# About this exercise
Reproduce the passage of the school comments starting with "I'm not sure" and going on through "situations so great!", word for word.

# Study text
..........


  8. Anonymous12:14 p.m.

    I go into a lot of schools as part of my job and have found that what you encountered is pretty common. There are some schools where the climate is more friendly, but that seems to be just because those people are friendlier people.

    Unfortunately it ends up being bad for parents who are more demanding because the worst thing you can do is get on their bad side.

    Two things I do:

    1. Repeat Eleanor Roosevelt's saying, "No one can make you feel inferior without your consent" over and over again to myself.

    2. Act super friendly to them all the time, almost to the point of being naive. "Oh, I'm so sorry! I didn't mean to cause a problem for you. What can I do the next time this happens to make it easier?" It makes me feel like one of those secret bitches from the movies, but it makes it really hard for them to be mean assholes to me.

  9. Thanks for all the great advice everyone! I especially like that last one...secret bitch!

  10. I'm all about the secret bitch. Frankly, it's the only way I get through the day sometimes.

    We are lucky to have, for the most part, fantastic staff at Charlotte's school but the system itself is beyond screwy. Last year was such a struggle that if money had been no object I would have put her in a local private school that would have been much better suited to dealing with her needs. Frustration is an understatement to say the least.

  11. Anonymous9:17 p.m.

    I'm not sure why many teachers use that condescending tone. I call it "teacher talk". I don't mean to bash teachers, because there are some gems-- but my personal experience is that many teachers are very insincere and stand-off-ish. The public school system lacks accountability and the teachers and administrators know this. So frustrating.

  12. I can't believe someone could be so condescending, rude and uncompassionate. Our little guys are both the same age but we choose to put Tristan into preschool and wait a year for JK. So I've been reading your JK posts avidly, prepping for next year, you handle tough situations so great!

  13. Anonymous7:05 a.m.

    Andrea- just curious, if you wait to put him in JK, won't they just put him in SK the next year. I heard that school boards are very non flexible and will insist on age appropriate placements, without taking into any special considerations or looking at the needs and best interest of a specific child.

..........

# Information provided
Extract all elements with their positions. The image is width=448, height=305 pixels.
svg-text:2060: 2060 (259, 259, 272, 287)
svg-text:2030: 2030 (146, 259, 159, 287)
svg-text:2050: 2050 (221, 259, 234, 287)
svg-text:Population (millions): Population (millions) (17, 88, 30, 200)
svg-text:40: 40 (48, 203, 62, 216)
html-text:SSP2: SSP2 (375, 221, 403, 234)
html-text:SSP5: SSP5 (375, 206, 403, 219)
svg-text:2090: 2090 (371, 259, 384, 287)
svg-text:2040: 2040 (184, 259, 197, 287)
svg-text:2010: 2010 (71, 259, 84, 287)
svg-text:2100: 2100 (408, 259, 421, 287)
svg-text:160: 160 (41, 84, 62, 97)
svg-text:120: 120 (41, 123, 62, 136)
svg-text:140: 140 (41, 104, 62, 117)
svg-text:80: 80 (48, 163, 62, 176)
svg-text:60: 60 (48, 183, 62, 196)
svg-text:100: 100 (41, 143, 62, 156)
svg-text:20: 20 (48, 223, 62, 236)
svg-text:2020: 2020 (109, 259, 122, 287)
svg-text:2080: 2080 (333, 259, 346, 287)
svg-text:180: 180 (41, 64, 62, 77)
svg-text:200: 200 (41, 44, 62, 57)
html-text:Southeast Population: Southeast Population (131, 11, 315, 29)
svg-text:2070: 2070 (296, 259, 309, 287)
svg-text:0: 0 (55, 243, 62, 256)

..........

# Result
I'm not sure why many teachers use that condescending tone. I call it "teacher talk". I don't mean to bash teachers, because there are some gems-- but my personal experience is that many teachers are very insincere and stand-off-ish. The public school system lacks accountability and the teachers and administrators know this. So frustrating.

  12. I can't believe someone could be so condescending, rude and uncompassionate. Our little guys are both the same age but we choose to put Tristan into preschool and wait a year for JK. So I've been reading your JK posts avidly, prepping for next year, you handle tough situations so great!